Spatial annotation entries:
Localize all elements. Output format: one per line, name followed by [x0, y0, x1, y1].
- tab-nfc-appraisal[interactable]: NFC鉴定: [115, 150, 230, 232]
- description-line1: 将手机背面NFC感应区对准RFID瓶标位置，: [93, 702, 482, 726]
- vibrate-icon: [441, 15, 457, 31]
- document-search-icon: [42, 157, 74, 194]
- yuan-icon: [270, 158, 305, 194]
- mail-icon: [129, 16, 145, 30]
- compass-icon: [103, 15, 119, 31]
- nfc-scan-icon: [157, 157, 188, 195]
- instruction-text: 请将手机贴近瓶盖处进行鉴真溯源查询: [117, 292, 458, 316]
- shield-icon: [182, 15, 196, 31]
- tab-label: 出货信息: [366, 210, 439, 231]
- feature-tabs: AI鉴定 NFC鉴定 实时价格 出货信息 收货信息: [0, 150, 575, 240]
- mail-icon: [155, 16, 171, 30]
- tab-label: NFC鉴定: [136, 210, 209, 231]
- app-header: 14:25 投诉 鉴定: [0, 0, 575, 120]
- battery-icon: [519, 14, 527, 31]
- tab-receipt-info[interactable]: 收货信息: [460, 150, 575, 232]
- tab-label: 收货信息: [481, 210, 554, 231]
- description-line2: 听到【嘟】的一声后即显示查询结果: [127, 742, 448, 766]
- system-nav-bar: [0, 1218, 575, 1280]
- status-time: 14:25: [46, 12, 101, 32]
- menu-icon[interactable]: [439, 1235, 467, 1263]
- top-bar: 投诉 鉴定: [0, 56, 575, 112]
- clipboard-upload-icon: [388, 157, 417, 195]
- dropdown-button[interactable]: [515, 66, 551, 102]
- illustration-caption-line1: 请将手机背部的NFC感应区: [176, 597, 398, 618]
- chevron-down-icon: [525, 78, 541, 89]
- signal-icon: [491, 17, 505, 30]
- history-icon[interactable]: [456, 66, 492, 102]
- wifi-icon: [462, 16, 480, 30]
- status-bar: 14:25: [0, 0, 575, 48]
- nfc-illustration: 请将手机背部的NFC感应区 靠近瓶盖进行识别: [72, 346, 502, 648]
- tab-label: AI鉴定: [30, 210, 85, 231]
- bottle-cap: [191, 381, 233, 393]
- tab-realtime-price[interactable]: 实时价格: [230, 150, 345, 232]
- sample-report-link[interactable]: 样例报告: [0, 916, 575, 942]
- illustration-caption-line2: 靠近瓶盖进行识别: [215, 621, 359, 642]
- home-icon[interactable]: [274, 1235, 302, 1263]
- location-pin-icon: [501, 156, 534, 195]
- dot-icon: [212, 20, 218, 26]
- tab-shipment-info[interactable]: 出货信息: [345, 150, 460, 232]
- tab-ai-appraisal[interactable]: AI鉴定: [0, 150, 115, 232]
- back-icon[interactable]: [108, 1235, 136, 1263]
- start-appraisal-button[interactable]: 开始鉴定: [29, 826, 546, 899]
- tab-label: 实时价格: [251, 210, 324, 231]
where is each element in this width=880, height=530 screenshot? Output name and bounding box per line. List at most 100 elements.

...

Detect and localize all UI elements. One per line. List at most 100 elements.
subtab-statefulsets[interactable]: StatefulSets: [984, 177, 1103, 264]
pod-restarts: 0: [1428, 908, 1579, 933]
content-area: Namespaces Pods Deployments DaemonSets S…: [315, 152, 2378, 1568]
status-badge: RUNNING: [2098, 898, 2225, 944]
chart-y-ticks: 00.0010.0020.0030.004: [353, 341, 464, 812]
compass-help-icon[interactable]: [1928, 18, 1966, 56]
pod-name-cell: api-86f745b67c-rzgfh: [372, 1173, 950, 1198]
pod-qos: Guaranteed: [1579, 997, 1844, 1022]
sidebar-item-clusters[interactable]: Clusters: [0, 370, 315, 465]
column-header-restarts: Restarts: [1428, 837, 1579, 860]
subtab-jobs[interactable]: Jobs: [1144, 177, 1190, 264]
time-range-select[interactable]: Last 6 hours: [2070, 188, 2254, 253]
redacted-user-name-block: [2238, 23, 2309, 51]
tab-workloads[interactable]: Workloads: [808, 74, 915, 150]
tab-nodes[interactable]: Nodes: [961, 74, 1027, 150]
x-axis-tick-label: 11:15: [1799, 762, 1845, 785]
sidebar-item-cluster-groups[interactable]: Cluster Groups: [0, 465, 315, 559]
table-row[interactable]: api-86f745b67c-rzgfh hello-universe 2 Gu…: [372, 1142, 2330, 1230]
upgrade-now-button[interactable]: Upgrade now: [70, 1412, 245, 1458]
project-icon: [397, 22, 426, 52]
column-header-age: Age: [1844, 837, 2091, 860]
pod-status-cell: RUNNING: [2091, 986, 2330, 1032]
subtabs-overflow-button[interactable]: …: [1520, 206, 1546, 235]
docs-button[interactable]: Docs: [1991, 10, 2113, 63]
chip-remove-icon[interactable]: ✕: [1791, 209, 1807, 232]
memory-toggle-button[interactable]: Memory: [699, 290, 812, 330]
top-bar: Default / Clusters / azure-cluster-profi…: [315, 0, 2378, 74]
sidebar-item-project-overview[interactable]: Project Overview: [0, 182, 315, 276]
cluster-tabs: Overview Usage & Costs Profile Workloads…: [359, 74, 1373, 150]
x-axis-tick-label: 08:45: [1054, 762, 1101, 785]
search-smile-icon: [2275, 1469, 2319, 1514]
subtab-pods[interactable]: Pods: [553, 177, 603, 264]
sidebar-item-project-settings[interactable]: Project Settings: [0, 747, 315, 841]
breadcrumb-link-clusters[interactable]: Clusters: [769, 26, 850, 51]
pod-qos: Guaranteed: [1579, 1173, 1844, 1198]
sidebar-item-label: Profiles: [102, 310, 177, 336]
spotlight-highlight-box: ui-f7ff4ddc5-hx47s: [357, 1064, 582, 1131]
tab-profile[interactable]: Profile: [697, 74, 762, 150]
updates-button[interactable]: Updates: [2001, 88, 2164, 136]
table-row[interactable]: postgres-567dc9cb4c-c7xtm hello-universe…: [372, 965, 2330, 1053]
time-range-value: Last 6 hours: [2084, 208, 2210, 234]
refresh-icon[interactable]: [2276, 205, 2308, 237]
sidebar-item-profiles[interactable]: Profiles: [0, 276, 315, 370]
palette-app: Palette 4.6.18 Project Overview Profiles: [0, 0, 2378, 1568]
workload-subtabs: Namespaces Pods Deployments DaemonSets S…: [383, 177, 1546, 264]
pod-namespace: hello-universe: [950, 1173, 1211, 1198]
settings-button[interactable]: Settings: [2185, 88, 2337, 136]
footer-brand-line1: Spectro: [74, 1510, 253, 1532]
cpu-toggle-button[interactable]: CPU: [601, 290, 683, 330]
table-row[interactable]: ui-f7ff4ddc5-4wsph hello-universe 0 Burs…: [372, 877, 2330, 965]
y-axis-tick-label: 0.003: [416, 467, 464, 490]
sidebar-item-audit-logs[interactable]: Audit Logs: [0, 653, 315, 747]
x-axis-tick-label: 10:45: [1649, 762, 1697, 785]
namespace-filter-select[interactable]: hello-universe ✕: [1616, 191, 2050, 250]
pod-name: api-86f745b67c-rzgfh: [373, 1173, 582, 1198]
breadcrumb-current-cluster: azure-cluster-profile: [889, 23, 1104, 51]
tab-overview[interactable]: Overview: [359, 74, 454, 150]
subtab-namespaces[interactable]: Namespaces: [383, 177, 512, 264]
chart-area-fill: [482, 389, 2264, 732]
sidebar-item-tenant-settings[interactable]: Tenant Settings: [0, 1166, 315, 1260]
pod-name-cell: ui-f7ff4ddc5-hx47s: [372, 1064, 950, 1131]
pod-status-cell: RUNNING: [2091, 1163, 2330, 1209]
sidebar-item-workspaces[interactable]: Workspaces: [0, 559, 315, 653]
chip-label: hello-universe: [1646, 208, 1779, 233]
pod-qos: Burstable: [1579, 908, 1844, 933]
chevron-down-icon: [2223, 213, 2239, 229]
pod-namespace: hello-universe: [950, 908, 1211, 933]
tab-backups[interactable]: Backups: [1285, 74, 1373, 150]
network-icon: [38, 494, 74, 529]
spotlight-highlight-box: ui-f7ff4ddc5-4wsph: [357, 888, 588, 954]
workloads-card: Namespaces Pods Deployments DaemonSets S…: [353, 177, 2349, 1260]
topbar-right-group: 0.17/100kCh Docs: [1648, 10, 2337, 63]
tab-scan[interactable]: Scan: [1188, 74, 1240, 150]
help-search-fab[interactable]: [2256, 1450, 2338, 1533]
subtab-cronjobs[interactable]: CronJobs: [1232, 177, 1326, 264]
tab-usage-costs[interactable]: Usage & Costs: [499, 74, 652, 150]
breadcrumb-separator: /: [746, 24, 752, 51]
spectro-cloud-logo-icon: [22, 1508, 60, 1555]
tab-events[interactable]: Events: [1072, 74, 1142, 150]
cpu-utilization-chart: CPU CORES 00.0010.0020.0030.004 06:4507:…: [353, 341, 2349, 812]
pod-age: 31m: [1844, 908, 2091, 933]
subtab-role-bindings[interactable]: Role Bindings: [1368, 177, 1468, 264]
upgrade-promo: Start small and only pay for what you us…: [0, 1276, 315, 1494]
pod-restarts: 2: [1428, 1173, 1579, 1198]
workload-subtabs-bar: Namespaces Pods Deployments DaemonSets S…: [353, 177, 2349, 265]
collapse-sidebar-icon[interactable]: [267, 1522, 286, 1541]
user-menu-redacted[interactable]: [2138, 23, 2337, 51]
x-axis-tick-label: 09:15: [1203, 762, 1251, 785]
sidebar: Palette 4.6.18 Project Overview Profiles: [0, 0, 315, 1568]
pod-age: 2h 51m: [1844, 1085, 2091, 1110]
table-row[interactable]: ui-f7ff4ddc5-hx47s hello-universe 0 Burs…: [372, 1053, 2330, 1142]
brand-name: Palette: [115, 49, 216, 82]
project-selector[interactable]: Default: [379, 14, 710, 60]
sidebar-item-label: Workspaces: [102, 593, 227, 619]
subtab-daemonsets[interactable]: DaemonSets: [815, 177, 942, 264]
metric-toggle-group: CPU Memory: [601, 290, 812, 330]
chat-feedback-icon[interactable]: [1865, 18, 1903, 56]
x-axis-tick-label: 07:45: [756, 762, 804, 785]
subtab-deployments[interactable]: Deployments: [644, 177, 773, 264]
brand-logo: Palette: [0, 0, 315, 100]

Given instruction:
Report every line in the entries above that contains the string "Usage", copying each such line in full.

Solution to the problem:
cluster-tabs: Overview Usage & Costs Profile Workloads…: [359, 74, 1373, 150]
tab-usage-costs[interactable]: Usage & Costs: [499, 74, 652, 150]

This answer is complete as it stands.